Job => Begin at the line that has "trace-dot: [682, 842, 688, 848]" and stop after the line that has "trace-dot: [702, 880, 708, 886]". Reproduce only those lines of the material, swapping "legend-number" for "legend-digit" and leaving everything else unchanged.

····················

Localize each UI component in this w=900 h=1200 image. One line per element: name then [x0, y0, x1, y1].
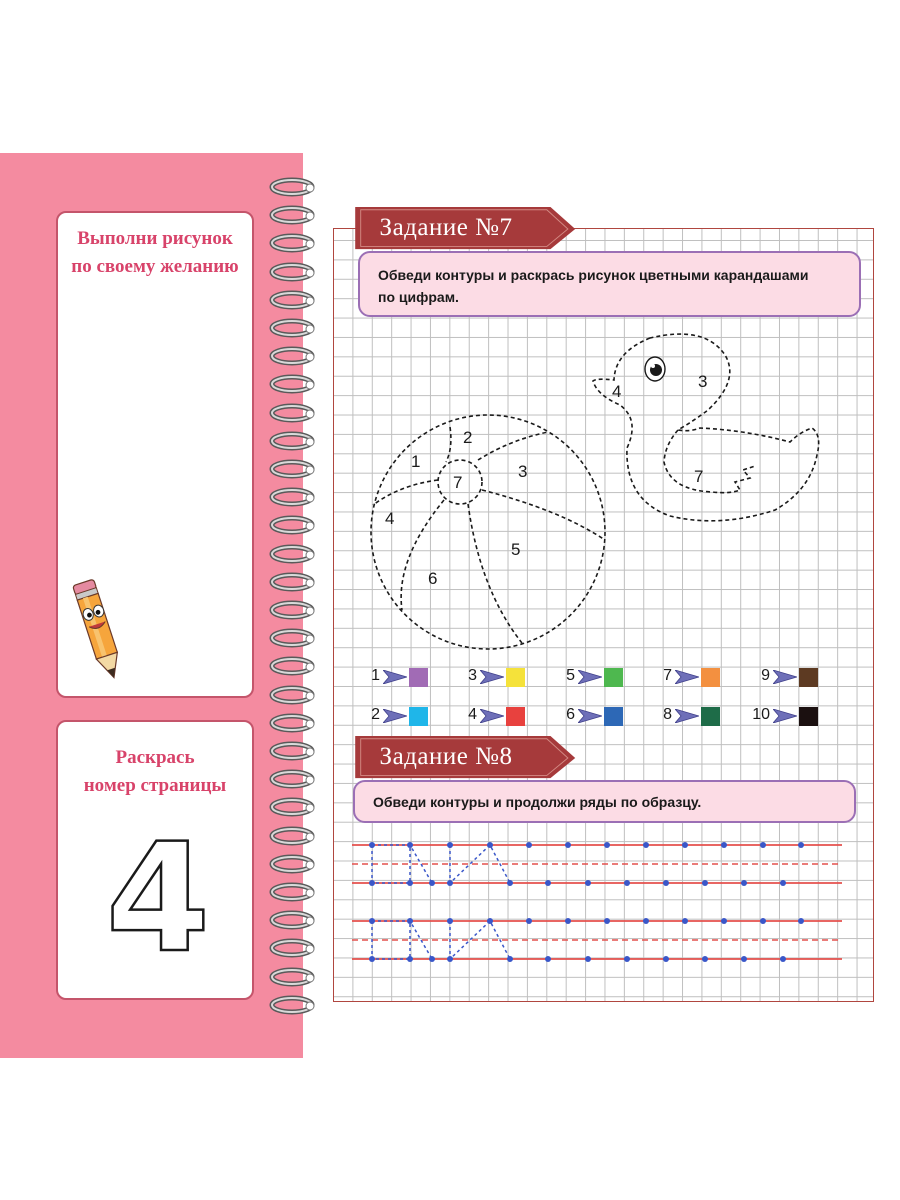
trace-dot: [682, 842, 688, 848]
legend-color-swatch: [799, 668, 818, 687]
trace-dot: [624, 956, 630, 962]
duck-label-3: 3: [698, 372, 708, 391]
trace-dot: [407, 842, 413, 848]
trace-dot: [798, 918, 804, 924]
legend-number: 3: [468, 667, 477, 684]
page-number-digit: 4: [105, 824, 211, 964]
free-drawing-caption: [58, 225, 252, 281]
legend-number: 6: [566, 706, 575, 723]
ball-label-5: 5: [511, 540, 521, 559]
spiral-ring: [268, 712, 320, 734]
trace-dot: [487, 918, 493, 924]
legend-color-swatch: [701, 707, 720, 726]
trace-dot: [526, 918, 532, 924]
trace-dot: [702, 880, 708, 886]
legend-number: 10: [752, 706, 770, 723]
trace-dot: [721, 842, 727, 848]
caption-line-2: по своему желанию: [71, 256, 239, 277]
spiral-ring: [268, 599, 320, 621]
spiral-ring: [268, 768, 320, 790]
trace-dot: [487, 842, 493, 848]
task7-instruction: [358, 251, 861, 317]
ball-label-4: 4: [385, 509, 395, 528]
ball-label-6: 6: [428, 569, 438, 588]
spiral-ring: [268, 176, 320, 198]
spiral-ring: [268, 796, 320, 818]
legend-color-swatch: [409, 707, 428, 726]
arrow-right-icon: [383, 709, 407, 723]
trace-dot: [643, 918, 649, 924]
trace-dot: [526, 842, 532, 848]
spiral-ring: [268, 881, 320, 903]
trace-dot: [760, 918, 766, 924]
arrow-right-icon: [480, 670, 504, 684]
trace-dot: [741, 956, 747, 962]
legend-number: 7: [663, 667, 672, 684]
spiral-ring: [268, 627, 320, 649]
trace-dot: [702, 956, 708, 962]
trace-dot: [663, 880, 669, 886]
trace-dot: [429, 880, 435, 886]
task7-instruction-line2: по цифрам.: [378, 289, 459, 305]
free-drawing-card[interactable]: [56, 211, 254, 698]
legend-color-swatch: [604, 668, 623, 687]
arrow-right-icon: [675, 709, 699, 723]
spiral-ring: [268, 402, 320, 424]
spiral-ring: [268, 289, 320, 311]
legend-number: 2: [371, 706, 380, 723]
spiral-ring: [268, 655, 320, 677]
spiral-ring: [268, 740, 320, 762]
trace-dot: [663, 956, 669, 962]
trace-dot: [447, 918, 453, 924]
arrow-right-icon: [773, 670, 797, 684]
spiral-ring: [268, 458, 320, 480]
trace-dot: [760, 842, 766, 848]
legend-color-swatch: [701, 668, 720, 687]
task8-instruction-text: Обведи контуры и продолжи ряды по образцу.: [373, 794, 702, 810]
trace-dot: [447, 956, 453, 962]
trace-dot: [507, 880, 513, 886]
legend-number: 9: [761, 667, 770, 684]
duck-label-7: 7: [694, 467, 704, 486]
spiral-ring: [268, 853, 320, 875]
trace-dot: [682, 918, 688, 924]
spiral-ring: [268, 232, 320, 254]
trace-dot: [407, 956, 413, 962]
pencil-mascot-icon: [72, 571, 132, 691]
spiral-ring: [268, 345, 320, 367]
trace-dot: [798, 842, 804, 848]
trace-dot: [780, 956, 786, 962]
trace-dot: [447, 842, 453, 848]
legend-color-swatch: [604, 707, 623, 726]
trace-dot: [447, 880, 453, 886]
spiral-ring: [268, 373, 320, 395]
arrow-right-icon: [480, 709, 504, 723]
trace-dot: [604, 918, 610, 924]
trace-dot: [585, 880, 591, 886]
duck-label-4: 4: [612, 382, 622, 401]
spiral-ring: [268, 486, 320, 508]
legend-number: 5: [566, 667, 575, 684]
ball-label-1: 1: [411, 452, 421, 471]
trace-dot: [369, 918, 375, 924]
legend-number: 8: [663, 706, 672, 723]
trace-dot: [369, 880, 375, 886]
spiral-ring: [268, 937, 320, 959]
page-number-caption: [58, 744, 252, 800]
trace-dot: [429, 956, 435, 962]
trace-dot: [585, 956, 591, 962]
caption-line-1: Выполни рисунок: [77, 228, 233, 249]
trace-dot: [545, 880, 551, 886]
arrow-right-icon: [383, 670, 407, 684]
caption-line-2: номер страницы: [83, 775, 227, 796]
trace-dot: [721, 918, 727, 924]
spiral-ring: [268, 966, 320, 988]
arrow-right-icon: [578, 709, 602, 723]
trace-dot: [407, 918, 413, 924]
ball-label-2: 2: [463, 428, 473, 447]
trace-dot: [545, 956, 551, 962]
spiral-ring: [268, 543, 320, 565]
trace-dot: [407, 880, 413, 886]
trace-dot: [624, 880, 630, 886]
ball-label-3: 3: [518, 462, 528, 481]
ball-label-7: 7: [453, 473, 463, 492]
legend-number: 4: [468, 706, 477, 723]
spiral-ring: [268, 514, 320, 536]
task7-instruction-line1: Обведи контуры и раскрась рисунок цветными карандашами: [378, 267, 809, 283]
trace-dot: [780, 880, 786, 886]
legend-color-swatch: [506, 668, 525, 687]
trace-dot: [507, 956, 513, 962]
spiral-ring: [268, 825, 320, 847]
legend-number: 1: [371, 667, 380, 684]
legend-color-swatch: [409, 668, 428, 687]
spiral-ring: [268, 571, 320, 593]
trace-dot: [741, 880, 747, 886]
trace-dot: [565, 842, 571, 848]
arrow-right-icon: [675, 670, 699, 684]
caption-line-1: Раскрась: [115, 747, 195, 768]
spiral-ring: [268, 909, 320, 931]
spiral-ring: [268, 430, 320, 452]
trace-dot: [369, 956, 375, 962]
legend-color-swatch: [506, 707, 525, 726]
arrow-right-icon: [578, 670, 602, 684]
spiral-ring: [268, 204, 320, 226]
trace-dot: [604, 842, 610, 848]
arrow-right-icon: [773, 709, 797, 723]
task7-title: Задание №7: [379, 214, 513, 241]
page-number-outline[interactable]: [98, 824, 218, 964]
spiral-ring: [268, 317, 320, 339]
task8-title: Задание №8: [379, 743, 513, 770]
task8-instruction: [353, 780, 856, 823]
spiral-ring: [268, 684, 320, 706]
trace-dot: [369, 842, 375, 848]
graph-paper-sheet: [333, 228, 874, 1002]
trace-dot: [643, 842, 649, 848]
spiral-ring: [268, 261, 320, 283]
trace-dot: [565, 918, 571, 924]
spiral-ring: [268, 994, 320, 1016]
page-number-card: [56, 720, 254, 1000]
legend-color-swatch: [799, 707, 818, 726]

····················

The response =>
trace-dot: [682, 842, 688, 848]
legend-color-swatch: [799, 668, 818, 687]
trace-dot: [624, 956, 630, 962]
duck-label-3: 3: [698, 372, 708, 391]
trace-dot: [407, 842, 413, 848]
trace-dot: [798, 918, 804, 924]
legend-digit: 3: [468, 667, 477, 684]
page-number-digit: 4: [105, 824, 211, 964]
free-drawing-caption: [58, 225, 252, 281]
legend-digit: 6: [566, 706, 575, 723]
ball-label-5: 5: [511, 540, 521, 559]
spiral-ring: [268, 712, 320, 734]
trace-dot: [487, 918, 493, 924]
legend-color-swatch: [701, 707, 720, 726]
trace-dot: [526, 918, 532, 924]
trace-dot: [702, 880, 708, 886]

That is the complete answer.